Go through the data below. List every line that holds the word "imagen".

╭──

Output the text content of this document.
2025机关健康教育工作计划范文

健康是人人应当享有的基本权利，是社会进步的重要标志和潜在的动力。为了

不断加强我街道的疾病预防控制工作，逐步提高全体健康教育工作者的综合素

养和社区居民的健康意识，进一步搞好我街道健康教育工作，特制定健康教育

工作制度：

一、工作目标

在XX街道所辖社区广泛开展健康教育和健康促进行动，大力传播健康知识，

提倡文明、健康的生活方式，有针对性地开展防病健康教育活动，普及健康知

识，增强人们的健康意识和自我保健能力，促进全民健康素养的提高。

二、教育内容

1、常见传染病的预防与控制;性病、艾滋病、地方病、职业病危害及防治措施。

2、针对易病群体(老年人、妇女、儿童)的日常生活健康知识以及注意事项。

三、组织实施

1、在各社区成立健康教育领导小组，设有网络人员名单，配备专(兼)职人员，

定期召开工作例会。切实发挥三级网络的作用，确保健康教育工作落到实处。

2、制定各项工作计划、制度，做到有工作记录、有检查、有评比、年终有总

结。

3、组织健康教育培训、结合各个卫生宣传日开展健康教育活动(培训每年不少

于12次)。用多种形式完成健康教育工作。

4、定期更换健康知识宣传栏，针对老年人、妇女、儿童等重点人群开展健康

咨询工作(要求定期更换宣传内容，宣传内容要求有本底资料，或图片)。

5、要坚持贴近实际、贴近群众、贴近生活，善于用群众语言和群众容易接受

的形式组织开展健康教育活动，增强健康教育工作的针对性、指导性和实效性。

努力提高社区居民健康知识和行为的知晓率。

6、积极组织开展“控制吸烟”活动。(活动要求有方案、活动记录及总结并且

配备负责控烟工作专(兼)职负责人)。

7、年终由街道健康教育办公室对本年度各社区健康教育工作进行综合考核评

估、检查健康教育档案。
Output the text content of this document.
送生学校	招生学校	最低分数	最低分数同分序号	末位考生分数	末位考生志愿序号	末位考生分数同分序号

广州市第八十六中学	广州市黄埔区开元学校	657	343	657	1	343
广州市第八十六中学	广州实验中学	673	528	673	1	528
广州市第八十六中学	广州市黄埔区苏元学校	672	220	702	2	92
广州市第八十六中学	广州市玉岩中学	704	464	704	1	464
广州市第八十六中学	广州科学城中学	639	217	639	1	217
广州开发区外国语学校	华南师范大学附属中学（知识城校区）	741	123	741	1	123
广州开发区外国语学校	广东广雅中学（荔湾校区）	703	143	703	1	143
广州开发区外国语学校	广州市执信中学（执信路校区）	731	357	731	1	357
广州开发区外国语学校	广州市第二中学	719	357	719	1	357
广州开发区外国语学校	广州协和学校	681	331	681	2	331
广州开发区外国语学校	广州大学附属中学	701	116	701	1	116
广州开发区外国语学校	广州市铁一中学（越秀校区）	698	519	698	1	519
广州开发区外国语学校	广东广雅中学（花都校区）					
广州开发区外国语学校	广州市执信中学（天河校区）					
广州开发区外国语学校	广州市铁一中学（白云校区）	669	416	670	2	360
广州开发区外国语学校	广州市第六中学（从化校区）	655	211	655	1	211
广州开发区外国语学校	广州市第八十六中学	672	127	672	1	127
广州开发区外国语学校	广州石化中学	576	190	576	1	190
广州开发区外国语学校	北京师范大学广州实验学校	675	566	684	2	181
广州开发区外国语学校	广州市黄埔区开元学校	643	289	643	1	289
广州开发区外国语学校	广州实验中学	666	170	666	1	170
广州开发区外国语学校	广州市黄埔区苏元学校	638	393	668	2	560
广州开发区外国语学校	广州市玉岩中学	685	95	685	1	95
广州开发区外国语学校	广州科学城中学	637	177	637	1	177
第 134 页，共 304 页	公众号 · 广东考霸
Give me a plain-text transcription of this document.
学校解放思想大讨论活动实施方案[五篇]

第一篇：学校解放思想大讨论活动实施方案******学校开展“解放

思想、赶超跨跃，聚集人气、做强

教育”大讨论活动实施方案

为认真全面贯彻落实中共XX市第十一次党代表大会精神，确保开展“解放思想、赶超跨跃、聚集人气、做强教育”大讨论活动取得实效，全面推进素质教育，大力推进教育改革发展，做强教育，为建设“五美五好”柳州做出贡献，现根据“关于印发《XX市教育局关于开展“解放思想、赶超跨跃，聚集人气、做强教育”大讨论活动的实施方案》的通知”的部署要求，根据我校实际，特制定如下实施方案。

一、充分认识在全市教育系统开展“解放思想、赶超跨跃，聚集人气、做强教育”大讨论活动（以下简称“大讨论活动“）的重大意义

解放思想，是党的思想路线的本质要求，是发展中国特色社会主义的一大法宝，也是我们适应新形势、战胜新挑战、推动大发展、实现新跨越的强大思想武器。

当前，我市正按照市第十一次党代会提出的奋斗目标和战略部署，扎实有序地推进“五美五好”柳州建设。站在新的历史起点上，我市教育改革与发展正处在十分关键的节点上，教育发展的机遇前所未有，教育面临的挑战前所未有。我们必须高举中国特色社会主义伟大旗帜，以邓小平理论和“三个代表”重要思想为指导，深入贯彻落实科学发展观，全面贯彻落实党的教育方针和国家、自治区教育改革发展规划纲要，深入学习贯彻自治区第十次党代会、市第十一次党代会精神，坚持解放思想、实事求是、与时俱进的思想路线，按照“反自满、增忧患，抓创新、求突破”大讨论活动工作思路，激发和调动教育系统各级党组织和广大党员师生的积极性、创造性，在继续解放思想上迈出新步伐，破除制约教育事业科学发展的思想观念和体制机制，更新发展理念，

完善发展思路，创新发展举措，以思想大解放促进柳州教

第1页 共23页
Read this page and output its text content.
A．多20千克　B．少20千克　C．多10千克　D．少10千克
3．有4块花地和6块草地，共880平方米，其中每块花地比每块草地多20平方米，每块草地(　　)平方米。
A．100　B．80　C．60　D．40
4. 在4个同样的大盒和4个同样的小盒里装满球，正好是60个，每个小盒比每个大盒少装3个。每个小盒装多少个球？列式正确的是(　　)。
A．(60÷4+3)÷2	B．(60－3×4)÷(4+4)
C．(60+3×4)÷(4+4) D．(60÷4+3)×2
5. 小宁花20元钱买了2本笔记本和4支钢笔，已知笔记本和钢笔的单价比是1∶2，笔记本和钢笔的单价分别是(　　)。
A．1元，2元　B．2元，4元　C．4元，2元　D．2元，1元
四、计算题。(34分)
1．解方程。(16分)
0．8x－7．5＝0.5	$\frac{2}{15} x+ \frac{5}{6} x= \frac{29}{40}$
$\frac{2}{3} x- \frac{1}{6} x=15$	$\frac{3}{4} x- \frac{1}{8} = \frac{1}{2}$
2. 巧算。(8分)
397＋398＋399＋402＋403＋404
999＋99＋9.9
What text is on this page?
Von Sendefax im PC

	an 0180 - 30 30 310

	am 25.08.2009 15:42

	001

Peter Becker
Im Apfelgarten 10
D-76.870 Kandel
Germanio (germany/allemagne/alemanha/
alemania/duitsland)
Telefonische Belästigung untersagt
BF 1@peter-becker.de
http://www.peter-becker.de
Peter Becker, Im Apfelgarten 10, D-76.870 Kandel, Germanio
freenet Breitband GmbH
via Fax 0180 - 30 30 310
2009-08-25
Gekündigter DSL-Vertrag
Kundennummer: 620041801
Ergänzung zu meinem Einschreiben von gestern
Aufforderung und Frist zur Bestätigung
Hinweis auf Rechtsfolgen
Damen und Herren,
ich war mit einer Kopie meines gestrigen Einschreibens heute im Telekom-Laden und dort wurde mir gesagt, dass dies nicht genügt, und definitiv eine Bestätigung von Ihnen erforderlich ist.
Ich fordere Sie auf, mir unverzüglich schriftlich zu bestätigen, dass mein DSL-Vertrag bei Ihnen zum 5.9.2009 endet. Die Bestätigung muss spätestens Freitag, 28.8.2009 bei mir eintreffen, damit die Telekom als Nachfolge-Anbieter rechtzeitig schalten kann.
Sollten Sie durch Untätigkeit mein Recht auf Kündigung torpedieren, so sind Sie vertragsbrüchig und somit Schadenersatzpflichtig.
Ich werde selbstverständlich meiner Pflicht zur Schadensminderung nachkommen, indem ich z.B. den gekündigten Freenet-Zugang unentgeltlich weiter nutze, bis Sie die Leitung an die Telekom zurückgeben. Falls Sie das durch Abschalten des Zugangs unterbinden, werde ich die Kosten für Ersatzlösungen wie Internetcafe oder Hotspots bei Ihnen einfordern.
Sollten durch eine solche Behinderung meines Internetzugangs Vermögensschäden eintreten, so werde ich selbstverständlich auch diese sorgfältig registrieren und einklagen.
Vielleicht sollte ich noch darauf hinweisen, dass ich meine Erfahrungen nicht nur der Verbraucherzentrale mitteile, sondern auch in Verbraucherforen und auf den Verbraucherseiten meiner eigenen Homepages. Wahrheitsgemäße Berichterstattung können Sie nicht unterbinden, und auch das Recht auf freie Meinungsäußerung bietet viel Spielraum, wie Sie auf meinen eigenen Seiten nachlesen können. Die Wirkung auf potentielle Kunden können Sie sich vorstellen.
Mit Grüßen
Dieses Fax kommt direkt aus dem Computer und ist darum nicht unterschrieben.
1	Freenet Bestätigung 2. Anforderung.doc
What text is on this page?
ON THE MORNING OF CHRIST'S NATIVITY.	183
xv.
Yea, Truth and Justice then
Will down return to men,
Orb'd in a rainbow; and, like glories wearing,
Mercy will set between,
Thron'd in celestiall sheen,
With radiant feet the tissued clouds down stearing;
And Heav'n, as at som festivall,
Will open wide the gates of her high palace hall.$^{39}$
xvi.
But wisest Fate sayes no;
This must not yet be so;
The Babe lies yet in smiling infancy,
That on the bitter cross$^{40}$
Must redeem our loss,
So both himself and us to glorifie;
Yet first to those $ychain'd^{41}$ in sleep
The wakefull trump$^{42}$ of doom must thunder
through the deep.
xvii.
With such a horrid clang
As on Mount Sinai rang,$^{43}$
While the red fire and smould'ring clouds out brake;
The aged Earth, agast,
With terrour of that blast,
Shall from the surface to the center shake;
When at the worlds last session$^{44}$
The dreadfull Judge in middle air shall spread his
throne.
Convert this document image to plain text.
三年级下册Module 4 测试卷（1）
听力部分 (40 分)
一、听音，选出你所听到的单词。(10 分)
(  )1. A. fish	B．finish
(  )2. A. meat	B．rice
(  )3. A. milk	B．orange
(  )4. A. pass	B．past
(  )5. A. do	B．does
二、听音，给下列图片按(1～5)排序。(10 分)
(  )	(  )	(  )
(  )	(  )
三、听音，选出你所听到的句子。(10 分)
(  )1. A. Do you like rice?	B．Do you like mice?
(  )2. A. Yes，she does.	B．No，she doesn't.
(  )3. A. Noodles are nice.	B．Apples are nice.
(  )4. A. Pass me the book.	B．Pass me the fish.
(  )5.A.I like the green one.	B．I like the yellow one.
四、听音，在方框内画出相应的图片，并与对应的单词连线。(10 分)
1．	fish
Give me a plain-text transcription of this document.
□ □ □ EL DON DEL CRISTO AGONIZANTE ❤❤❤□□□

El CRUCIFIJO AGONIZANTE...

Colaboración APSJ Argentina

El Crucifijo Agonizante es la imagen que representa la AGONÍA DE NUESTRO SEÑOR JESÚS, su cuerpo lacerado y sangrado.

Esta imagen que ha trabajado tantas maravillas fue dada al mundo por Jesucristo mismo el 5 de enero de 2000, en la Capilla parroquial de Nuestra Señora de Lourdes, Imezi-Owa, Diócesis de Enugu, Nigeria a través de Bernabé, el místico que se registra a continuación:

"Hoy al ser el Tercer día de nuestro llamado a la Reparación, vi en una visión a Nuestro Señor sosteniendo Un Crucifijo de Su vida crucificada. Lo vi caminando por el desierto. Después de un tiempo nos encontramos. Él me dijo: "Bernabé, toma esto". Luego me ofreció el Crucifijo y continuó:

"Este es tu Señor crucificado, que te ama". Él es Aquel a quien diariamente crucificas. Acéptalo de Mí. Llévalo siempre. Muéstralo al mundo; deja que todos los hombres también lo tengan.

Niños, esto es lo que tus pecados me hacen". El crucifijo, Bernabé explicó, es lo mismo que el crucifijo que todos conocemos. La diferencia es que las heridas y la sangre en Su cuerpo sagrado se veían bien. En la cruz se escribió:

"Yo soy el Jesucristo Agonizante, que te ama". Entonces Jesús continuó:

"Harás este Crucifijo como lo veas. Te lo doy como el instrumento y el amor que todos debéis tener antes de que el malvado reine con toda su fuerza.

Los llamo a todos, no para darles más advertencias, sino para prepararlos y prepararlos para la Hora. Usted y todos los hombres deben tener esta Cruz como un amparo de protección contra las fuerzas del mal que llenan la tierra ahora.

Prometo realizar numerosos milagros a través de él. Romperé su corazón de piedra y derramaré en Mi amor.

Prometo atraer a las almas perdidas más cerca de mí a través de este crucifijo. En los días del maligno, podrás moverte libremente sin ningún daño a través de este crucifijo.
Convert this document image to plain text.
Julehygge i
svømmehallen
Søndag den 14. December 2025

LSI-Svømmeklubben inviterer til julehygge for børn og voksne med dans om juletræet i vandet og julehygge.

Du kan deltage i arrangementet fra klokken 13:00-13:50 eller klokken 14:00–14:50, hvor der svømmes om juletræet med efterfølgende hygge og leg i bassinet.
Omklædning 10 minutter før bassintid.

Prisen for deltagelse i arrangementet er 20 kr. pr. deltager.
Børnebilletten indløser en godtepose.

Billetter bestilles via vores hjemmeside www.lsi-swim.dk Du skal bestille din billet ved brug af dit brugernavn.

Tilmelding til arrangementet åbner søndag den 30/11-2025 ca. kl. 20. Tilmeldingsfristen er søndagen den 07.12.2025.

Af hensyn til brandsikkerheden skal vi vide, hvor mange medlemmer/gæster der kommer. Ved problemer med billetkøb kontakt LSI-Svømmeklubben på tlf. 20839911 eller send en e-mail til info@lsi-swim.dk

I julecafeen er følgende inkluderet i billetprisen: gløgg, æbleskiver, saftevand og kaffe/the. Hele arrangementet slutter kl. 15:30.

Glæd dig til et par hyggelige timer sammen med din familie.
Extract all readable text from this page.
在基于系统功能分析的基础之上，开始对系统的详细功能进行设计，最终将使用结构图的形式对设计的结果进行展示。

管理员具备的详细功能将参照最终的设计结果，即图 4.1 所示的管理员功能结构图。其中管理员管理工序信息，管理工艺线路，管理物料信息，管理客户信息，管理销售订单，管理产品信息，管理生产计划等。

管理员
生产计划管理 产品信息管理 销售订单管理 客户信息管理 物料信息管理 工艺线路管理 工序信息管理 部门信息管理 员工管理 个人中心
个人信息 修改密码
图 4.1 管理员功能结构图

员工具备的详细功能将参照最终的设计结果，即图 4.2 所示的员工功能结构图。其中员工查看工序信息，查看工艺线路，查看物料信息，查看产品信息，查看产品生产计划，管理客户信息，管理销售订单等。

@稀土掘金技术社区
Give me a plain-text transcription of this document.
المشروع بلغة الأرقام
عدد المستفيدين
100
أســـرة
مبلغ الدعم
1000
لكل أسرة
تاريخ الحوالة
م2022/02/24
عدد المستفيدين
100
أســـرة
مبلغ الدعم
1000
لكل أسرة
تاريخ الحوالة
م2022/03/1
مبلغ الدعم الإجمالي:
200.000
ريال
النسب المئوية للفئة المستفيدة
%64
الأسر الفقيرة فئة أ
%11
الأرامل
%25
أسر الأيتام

╰──

SOLUTION TO THE EXERCISE:
El Crucifijo Agonizante es la imagen que representa la AGONÍA DE NUESTRO SEÑOR JESÚS, su cuerpo lacerado y sangrado.
Esta imagen que ha trabajado tantas maravillas fue dada al mundo por Jesucristo mismo el 5 de enero de 2000, en la Capilla parroquial de Nuestra Señora de Lourdes, Imezi-Owa, Diócesis de Enugu, Nigeria a través de Bernabé, el místico que se registra a continuación:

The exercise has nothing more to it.